## Written problem
Look through the material below. Copy every line with the string "JSON" in it.

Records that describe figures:
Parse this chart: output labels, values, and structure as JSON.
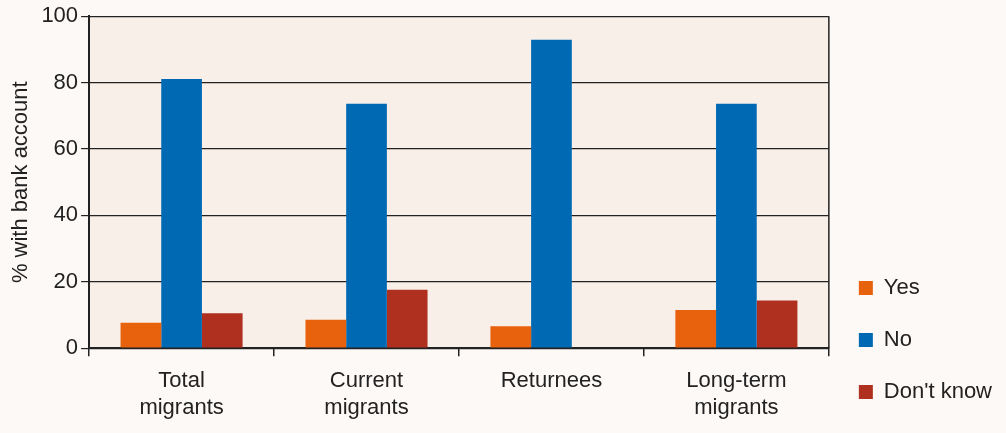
{
  "chart_data": {
    "type": "bar",
    "ylabel": "% with bank account",
    "categories": [
      "Total migrants",
      "Current migrants",
      "Returnees",
      "Long-term migrants"
    ],
    "series": [
      {
        "name": "Yes",
        "color": "#e8620e",
        "values": [
          7.7,
          8.6,
          6.6,
          11.5
        ]
      },
      {
        "name": "No",
        "color": "#0069b4",
        "values": [
          81.1,
          73.6,
          92.9,
          73.6
        ]
      },
      {
        "name": "Don't know",
        "color": "#b03020",
        "values": [
          10.5,
          17.6,
          null,
          14.4
        ]
      }
    ],
    "ylim": [
      0,
      100
    ],
    "yticks": [
      0,
      20,
      40,
      60,
      80,
      100
    ],
    "grid": "y",
    "legend": "right"
  }
}
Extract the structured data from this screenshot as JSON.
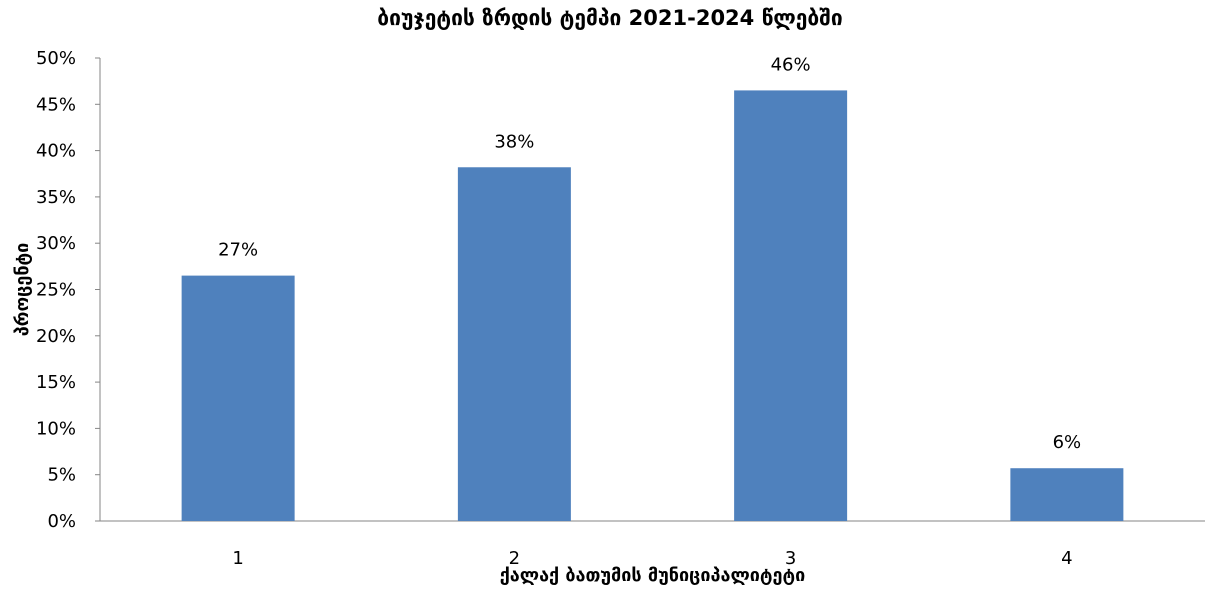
{
  "chart_data": {
    "type": "bar",
    "title": "ბიუჯეტის ზრდის ტემპი 2021-2024 წლებში",
    "xlabel": "ქალაქ ბათუმის მუნიციპალიტეტი",
    "ylabel": "პროცენტი",
    "categories": [
      "1",
      "2",
      "3",
      "4"
    ],
    "values": [
      0.265,
      0.382,
      0.465,
      0.057
    ],
    "data_labels": [
      "27%",
      "38%",
      "46%",
      "6%"
    ],
    "ylim": [
      0,
      0.5
    ],
    "yticks": [
      0,
      0.05,
      0.1,
      0.15,
      0.2,
      0.25,
      0.3,
      0.35,
      0.4,
      0.45,
      0.5
    ],
    "ytick_labels": [
      "0%",
      "5%",
      "10%",
      "15%",
      "20%",
      "25%",
      "30%",
      "35%",
      "40%",
      "45%",
      "50%"
    ],
    "bar_color": "#4F81BD",
    "grid": false,
    "legend": "none"
  }
}
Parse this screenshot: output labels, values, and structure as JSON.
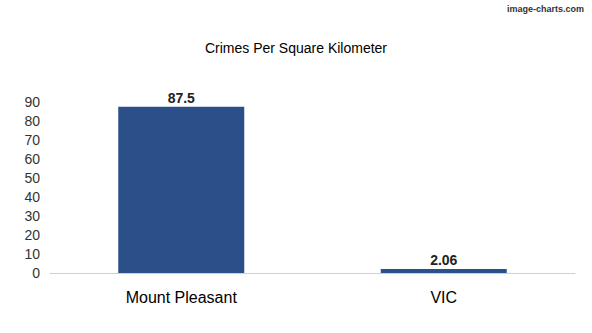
{
  "chart_data": {
    "type": "bar",
    "title": "Crimes Per Square Kilometer",
    "annotations": [
      "image-charts.com"
    ],
    "categories": [
      "Mount Pleasant",
      "VIC"
    ],
    "values": [
      87.5,
      2.06
    ],
    "color": "#2b5089",
    "ylim": [
      0,
      90
    ],
    "yticks": [
      0,
      10,
      20,
      30,
      40,
      50,
      60,
      70,
      80,
      90
    ],
    "grid": false,
    "data_labels": true
  }
}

## Worked answer
Parse this chart: output labels, values, and structure as JSON.
Extract the structured data from this screenshot as JSON.
Parse this screenshot: output labels, values, and structure as JSON.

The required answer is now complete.